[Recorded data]
--- start ---

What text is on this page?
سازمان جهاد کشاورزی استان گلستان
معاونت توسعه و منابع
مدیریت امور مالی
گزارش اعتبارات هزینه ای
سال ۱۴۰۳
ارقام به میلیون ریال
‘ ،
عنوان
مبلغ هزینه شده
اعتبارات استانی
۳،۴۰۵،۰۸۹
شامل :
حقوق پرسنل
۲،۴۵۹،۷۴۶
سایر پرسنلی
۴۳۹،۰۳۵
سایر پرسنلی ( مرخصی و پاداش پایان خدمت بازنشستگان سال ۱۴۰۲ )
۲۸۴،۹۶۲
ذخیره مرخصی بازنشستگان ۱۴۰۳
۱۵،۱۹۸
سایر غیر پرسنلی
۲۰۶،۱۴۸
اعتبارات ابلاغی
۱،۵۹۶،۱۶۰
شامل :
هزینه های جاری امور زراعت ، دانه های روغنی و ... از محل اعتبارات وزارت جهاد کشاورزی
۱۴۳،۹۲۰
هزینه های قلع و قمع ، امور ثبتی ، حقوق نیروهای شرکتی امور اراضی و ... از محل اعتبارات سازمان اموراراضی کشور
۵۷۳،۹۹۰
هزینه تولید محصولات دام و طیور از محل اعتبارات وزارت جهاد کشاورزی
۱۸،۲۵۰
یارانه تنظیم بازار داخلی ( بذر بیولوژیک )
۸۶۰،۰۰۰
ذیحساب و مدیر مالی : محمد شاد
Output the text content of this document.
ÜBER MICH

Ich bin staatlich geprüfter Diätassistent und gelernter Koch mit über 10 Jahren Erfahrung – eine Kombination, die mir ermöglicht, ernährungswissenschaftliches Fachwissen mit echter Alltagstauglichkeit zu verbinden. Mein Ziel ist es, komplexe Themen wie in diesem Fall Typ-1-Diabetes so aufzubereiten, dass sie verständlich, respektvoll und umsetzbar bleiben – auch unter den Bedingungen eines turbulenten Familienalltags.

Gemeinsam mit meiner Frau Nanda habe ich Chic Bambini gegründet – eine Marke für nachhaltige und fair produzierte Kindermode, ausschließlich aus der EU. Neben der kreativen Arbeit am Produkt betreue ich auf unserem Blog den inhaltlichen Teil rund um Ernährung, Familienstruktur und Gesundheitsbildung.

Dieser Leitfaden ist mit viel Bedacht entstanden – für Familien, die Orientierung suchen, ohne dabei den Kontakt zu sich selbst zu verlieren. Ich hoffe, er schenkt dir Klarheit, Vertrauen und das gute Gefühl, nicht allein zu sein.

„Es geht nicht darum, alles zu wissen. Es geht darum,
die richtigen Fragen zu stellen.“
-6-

--- end ---

Provide the number of lines in these entries that hold the word "هزینه", without any accompanying text.

◆ WRITTEN SOLUTION
5